Instructions for the task » Answer with nothing except the number of lines that contain the word "title".

Excerpt from a dataset »
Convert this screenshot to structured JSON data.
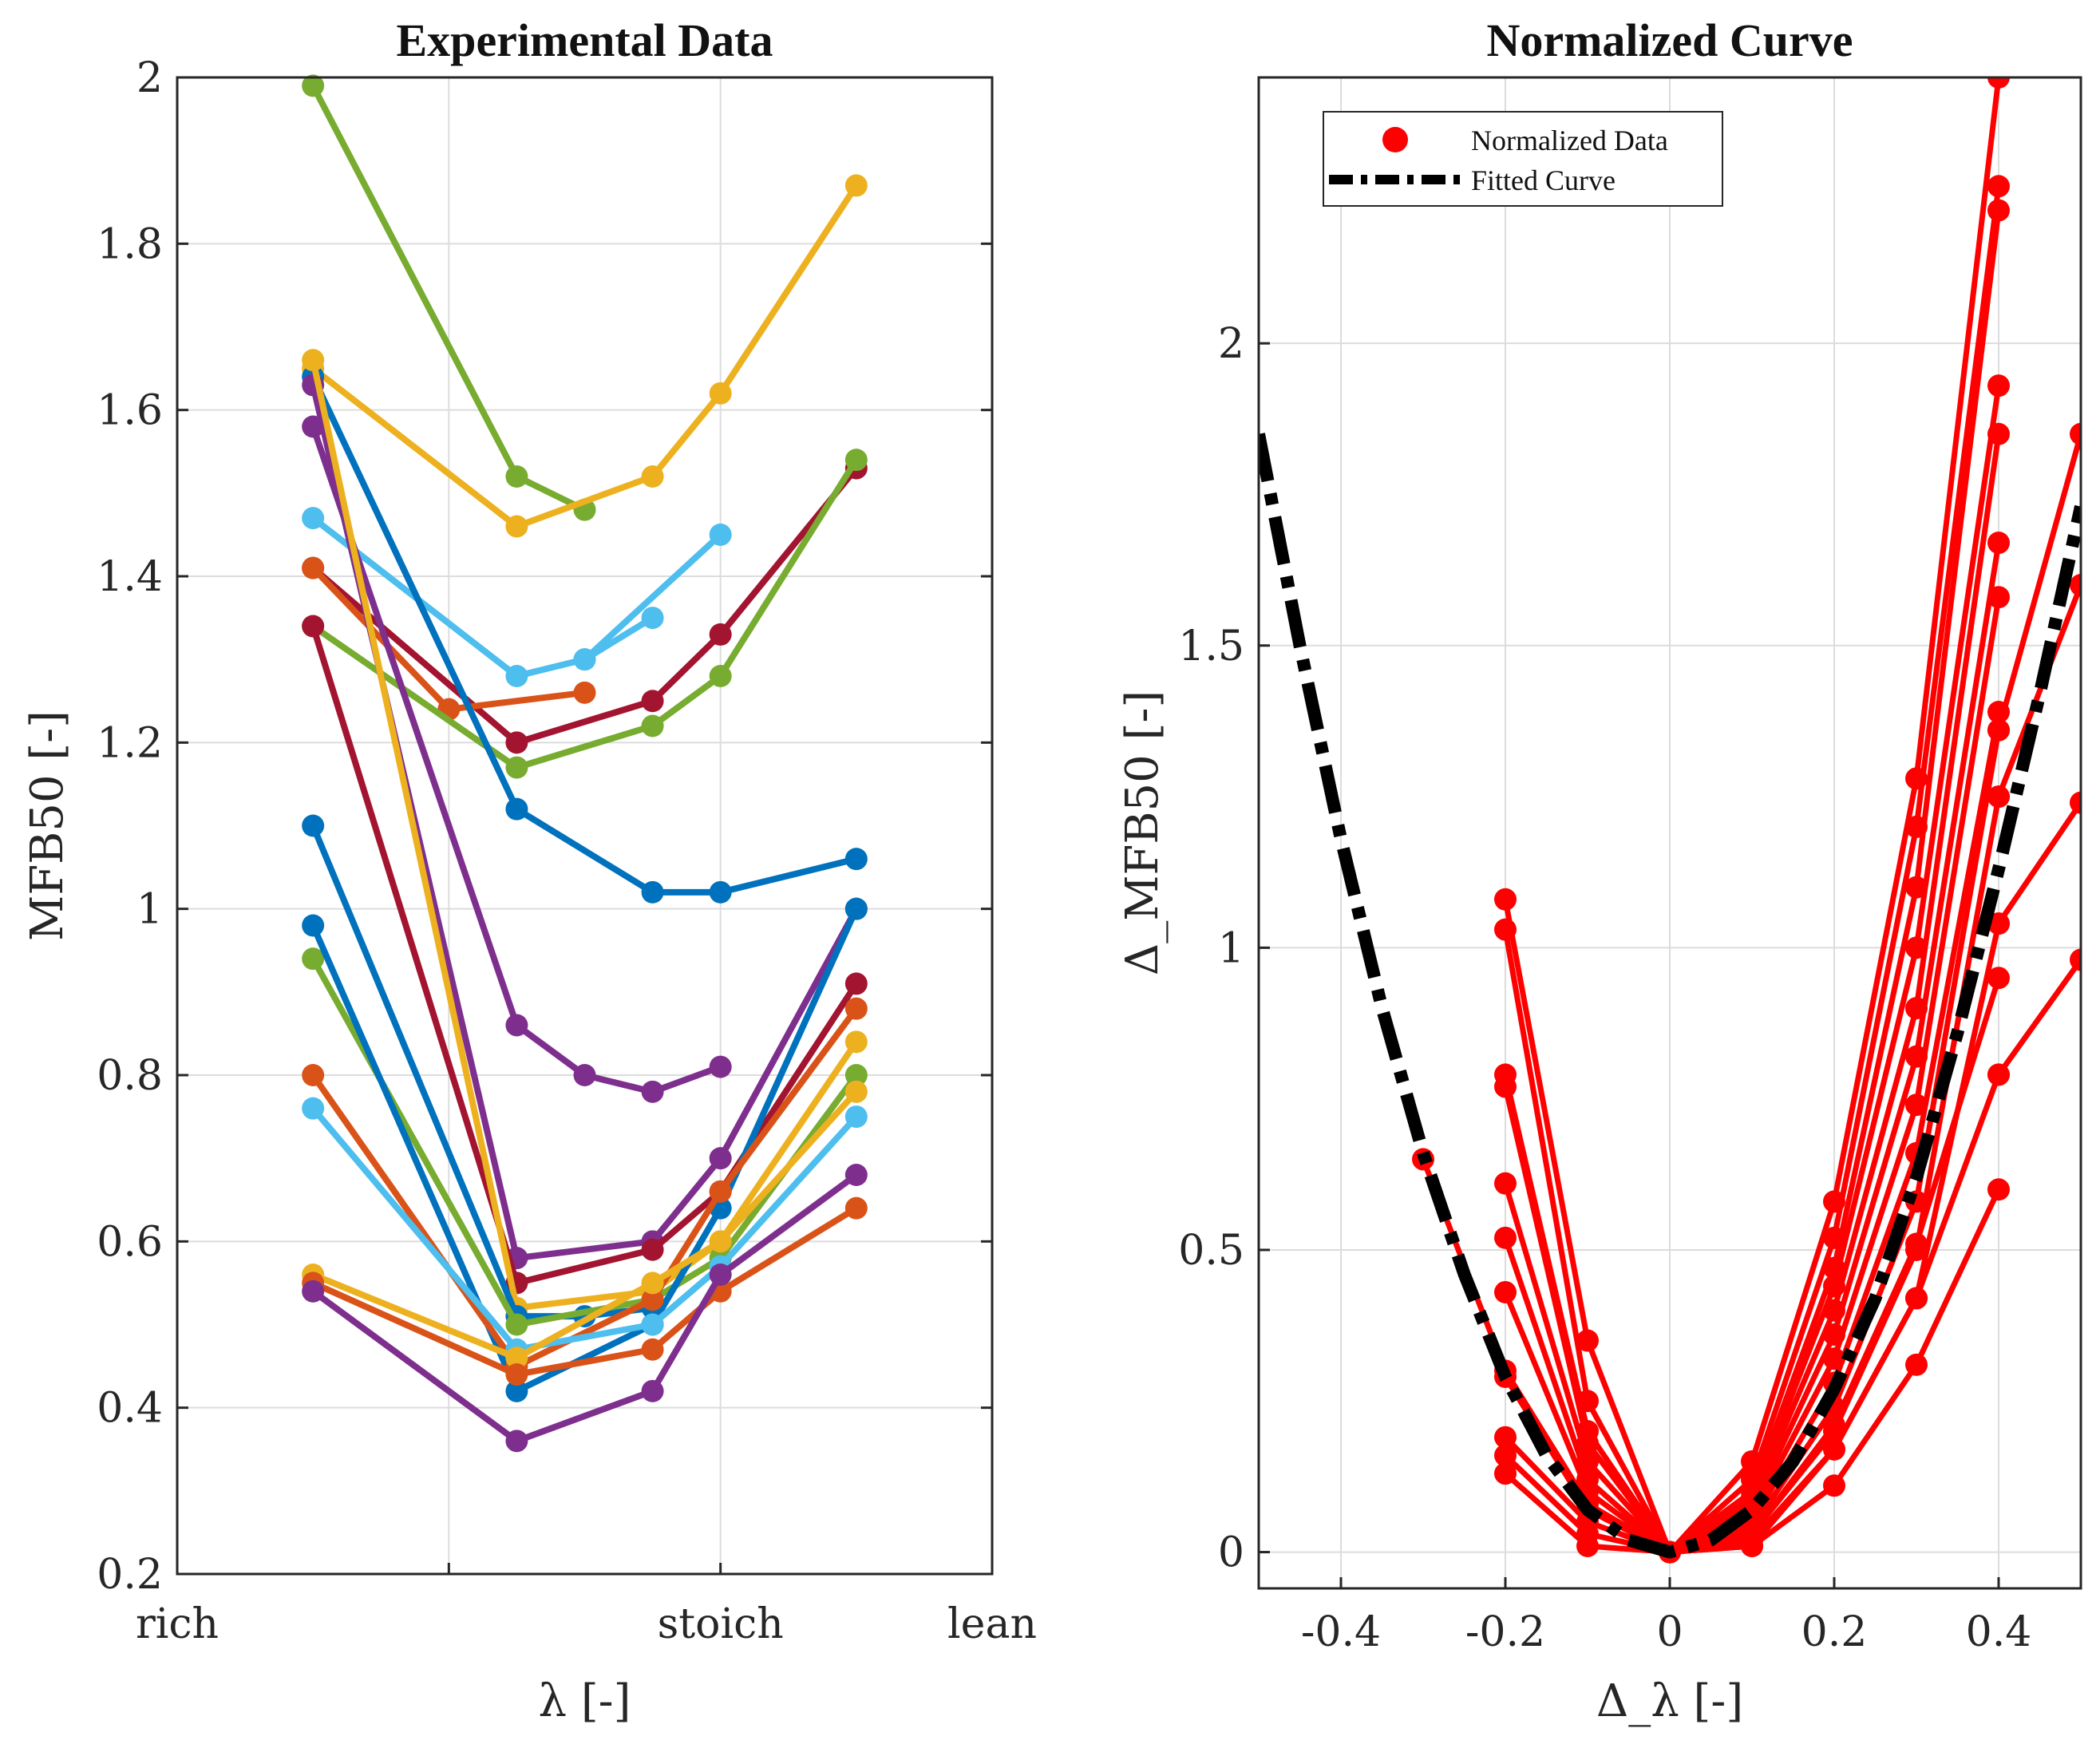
{
  "chart_data": [
    {
      "type": "line",
      "title": "Experimental Data",
      "xlabel": "λ [-]",
      "ylabel": "MFB50 [-]",
      "xlim": [
        0,
        4
      ],
      "ylim": [
        0.2,
        2.0
      ],
      "xtick_values": [
        0,
        2,
        4
      ],
      "xtick_labels": [
        "rich",
        "stoich",
        "lean"
      ],
      "yticks": [
        "0.2",
        "0.4",
        "0.6",
        "0.8",
        "1",
        "1.2",
        "1.4",
        "1.6",
        "1.8",
        "2"
      ],
      "grid": true,
      "series": [
        {
          "color": "#77AC30",
          "x": [
            1,
            2.5,
            3.0
          ],
          "y": [
            1.99,
            1.52,
            1.48
          ]
        },
        {
          "color": "#EDB120",
          "x": [
            1,
            2.5,
            3.5,
            4.0,
            5.0
          ],
          "y": [
            1.65,
            1.46,
            1.52,
            1.62,
            1.87
          ]
        },
        {
          "color": "#4DBEEE",
          "x": [
            1,
            2.5,
            3.0,
            3.5
          ],
          "y": [
            1.47,
            1.28,
            1.3,
            1.35
          ]
        },
        {
          "color": "#4DBEEE",
          "x": [
            3.0,
            4.0
          ],
          "y": [
            1.3,
            1.45
          ]
        },
        {
          "color": "#A2142F",
          "x": [
            1,
            2.5,
            3.5,
            4.0,
            5.0
          ],
          "y": [
            1.41,
            1.2,
            1.25,
            1.33,
            1.53
          ]
        },
        {
          "color": "#D95319",
          "x": [
            1,
            2.0,
            3.0
          ],
          "y": [
            1.41,
            1.24,
            1.26
          ]
        },
        {
          "color": "#77AC30",
          "x": [
            1,
            2.5,
            3.5,
            4.0,
            5.0
          ],
          "y": [
            1.34,
            1.17,
            1.22,
            1.28,
            1.54
          ]
        },
        {
          "color": "#0072BD",
          "x": [
            1,
            2.5,
            3.5,
            4.0,
            5.0
          ],
          "y": [
            1.64,
            1.12,
            1.02,
            1.02,
            1.06
          ]
        },
        {
          "color": "#7E2F8E",
          "x": [
            1,
            2.5,
            3.0,
            3.5,
            4.0
          ],
          "y": [
            1.58,
            0.86,
            0.8,
            0.78,
            0.81
          ]
        },
        {
          "color": "#7E2F8E",
          "x": [
            1,
            2.5,
            3.5,
            4.0,
            5.0
          ],
          "y": [
            1.63,
            0.58,
            0.6,
            0.7,
            1.0
          ]
        },
        {
          "color": "#A2142F",
          "x": [
            1,
            2.5,
            3.5,
            4.0,
            5.0
          ],
          "y": [
            1.34,
            0.55,
            0.59,
            0.66,
            0.91
          ]
        },
        {
          "color": "#EDB120",
          "x": [
            1,
            2.5,
            3.5,
            4.0,
            5.0
          ],
          "y": [
            1.66,
            0.52,
            0.54,
            0.6,
            0.84
          ]
        },
        {
          "color": "#0072BD",
          "x": [
            1,
            2.5,
            3.0,
            3.5
          ],
          "y": [
            1.1,
            0.51,
            0.51,
            0.52
          ]
        },
        {
          "color": "#77AC30",
          "x": [
            1,
            2.5,
            3.5,
            4.0,
            5.0
          ],
          "y": [
            0.94,
            0.5,
            0.53,
            0.58,
            0.8
          ]
        },
        {
          "color": "#0072BD",
          "x": [
            1,
            2.5,
            3.5,
            4.0,
            5.0
          ],
          "y": [
            0.98,
            0.42,
            0.5,
            0.64,
            1.0
          ]
        },
        {
          "color": "#D95319",
          "x": [
            1,
            2.5,
            3.5,
            4.0,
            5.0
          ],
          "y": [
            0.8,
            0.45,
            0.53,
            0.66,
            0.88
          ]
        },
        {
          "color": "#4DBEEE",
          "x": [
            1,
            2.5,
            3.5,
            4.0,
            5.0
          ],
          "y": [
            0.76,
            0.47,
            0.5,
            0.57,
            0.75
          ]
        },
        {
          "color": "#EDB120",
          "x": [
            1,
            2.5,
            3.5,
            4.0,
            5.0
          ],
          "y": [
            0.56,
            0.46,
            0.55,
            0.6,
            0.78
          ]
        },
        {
          "color": "#D95319",
          "x": [
            1,
            2.5,
            3.5,
            4.0,
            5.0
          ],
          "y": [
            0.55,
            0.44,
            0.47,
            0.54,
            0.64
          ]
        },
        {
          "color": "#7E2F8E",
          "x": [
            1,
            2.5,
            3.5,
            4.0,
            5.0
          ],
          "y": [
            0.54,
            0.36,
            0.42,
            0.56,
            0.68
          ]
        }
      ]
    },
    {
      "type": "line",
      "title": "Normalized Curve",
      "xlabel": "Δ_λ [-]",
      "ylabel": "Δ_MFB50 [-]",
      "xlim": [
        -0.5,
        0.5
      ],
      "ylim": [
        -0.06,
        2.44
      ],
      "xticks": [
        "-0.4",
        "-0.2",
        "0",
        "0.2",
        "0.4"
      ],
      "yticks": [
        "0",
        "0.5",
        "1",
        "1.5",
        "2"
      ],
      "grid": true,
      "legend": {
        "location": "top-left",
        "entries": [
          {
            "label": "Normalized Data",
            "color": "#FF0000",
            "style": "line-marker"
          },
          {
            "label": "Fitted Curve",
            "color": "#000000",
            "style": "dash-dot"
          }
        ]
      },
      "fitted_curve": {
        "color": "#000000",
        "x": [
          -0.5,
          -0.45,
          -0.4,
          -0.35,
          -0.3,
          -0.25,
          -0.2,
          -0.15,
          -0.1,
          -0.05,
          0,
          0.05,
          0.1,
          0.15,
          0.2,
          0.25,
          0.3,
          0.35,
          0.4,
          0.45,
          0.5
        ],
        "y": [
          1.85,
          1.5,
          1.18,
          0.9,
          0.66,
          0.46,
          0.29,
          0.16,
          0.07,
          0.02,
          0,
          0.02,
          0.07,
          0.15,
          0.27,
          0.42,
          0.62,
          0.86,
          1.13,
          1.42,
          1.73
        ]
      },
      "normalized_data": {
        "color": "#FF0000",
        "series": [
          {
            "x": [
              -0.2,
              -0.1,
              0,
              0.1,
              0.2,
              0.3,
              0.4
            ],
            "y": [
              1.08,
              0.35,
              0,
              0.15,
              0.58,
              1.28,
              2.44
            ]
          },
          {
            "x": [
              -0.2,
              -0.1,
              0,
              0.1,
              0.2,
              0.3,
              0.4
            ],
            "y": [
              1.03,
              0.25,
              0,
              0.12,
              0.52,
              1.2,
              2.26
            ]
          },
          {
            "x": [
              -0.2,
              -0.1,
              0,
              0.1,
              0.2,
              0.3,
              0.4
            ],
            "y": [
              0.79,
              0.2,
              0,
              0.1,
              0.47,
              1.1,
              2.22
            ]
          },
          {
            "x": [
              -0.2,
              -0.1,
              0,
              0.1,
              0.2,
              0.3,
              0.4
            ],
            "y": [
              0.77,
              0.18,
              0,
              0.09,
              0.44,
              1.0,
              1.93
            ]
          },
          {
            "x": [
              -0.2,
              -0.1,
              0,
              0.1,
              0.2,
              0.3,
              0.4
            ],
            "y": [
              0.61,
              0.15,
              0,
              0.08,
              0.4,
              0.9,
              1.85
            ]
          },
          {
            "x": [
              -0.2,
              -0.1,
              0,
              0.1,
              0.2,
              0.3,
              0.4
            ],
            "y": [
              0.52,
              0.12,
              0,
              0.07,
              0.36,
              0.82,
              1.67
            ]
          },
          {
            "x": [
              -0.2,
              -0.1,
              0,
              0.1,
              0.2,
              0.3,
              0.4
            ],
            "y": [
              0.43,
              0.1,
              0,
              0.06,
              0.32,
              0.74,
              1.58
            ]
          },
          {
            "x": [
              -0.2,
              -0.1,
              0,
              0.1,
              0.2,
              0.3,
              0.4
            ],
            "y": [
              0.29,
              0.07,
              0,
              0.05,
              0.28,
              0.66,
              1.39
            ]
          },
          {
            "x": [
              -0.2,
              -0.1,
              0,
              0.1,
              0.2,
              0.3,
              0.4
            ],
            "y": [
              0.19,
              0.05,
              0,
              0.04,
              0.24,
              0.58,
              1.36
            ]
          },
          {
            "x": [
              -0.2,
              -0.1,
              0,
              0.1,
              0.2,
              0.3,
              0.4
            ],
            "y": [
              0.16,
              0.03,
              0,
              0.03,
              0.2,
              0.5,
              1.25
            ]
          },
          {
            "x": [
              -0.2,
              -0.1,
              0,
              0.1,
              0.2,
              0.3,
              0.4
            ],
            "y": [
              0.13,
              0.01,
              0,
              0.01,
              0.17,
              0.42,
              1.04
            ]
          },
          {
            "x": [
              0,
              0.1,
              0.2,
              0.3,
              0.4
            ],
            "y": [
              0,
              0.03,
              0.21,
              0.51,
              0.95
            ]
          },
          {
            "x": [
              0,
              0.1,
              0.2,
              0.3,
              0.4
            ],
            "y": [
              0,
              0.02,
              0.17,
              0.42,
              0.79
            ]
          },
          {
            "x": [
              0,
              0.1,
              0.2,
              0.3,
              0.4
            ],
            "y": [
              0,
              0.01,
              0.11,
              0.31,
              0.6
            ]
          },
          {
            "x": [
              -0.3,
              -0.2,
              -0.1,
              0
            ],
            "y": [
              0.65,
              0.3,
              0.08,
              0
            ]
          },
          {
            "x": [
              0.4,
              0.5
            ],
            "y": [
              1.36,
              1.85
            ]
          },
          {
            "x": [
              0.4,
              0.5
            ],
            "y": [
              1.25,
              1.6
            ]
          },
          {
            "x": [
              0.4,
              0.5
            ],
            "y": [
              1.04,
              1.24
            ]
          },
          {
            "x": [
              0.4,
              0.5
            ],
            "y": [
              0.79,
              0.98
            ]
          }
        ]
      }
    }
  ]
}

Right answer » 2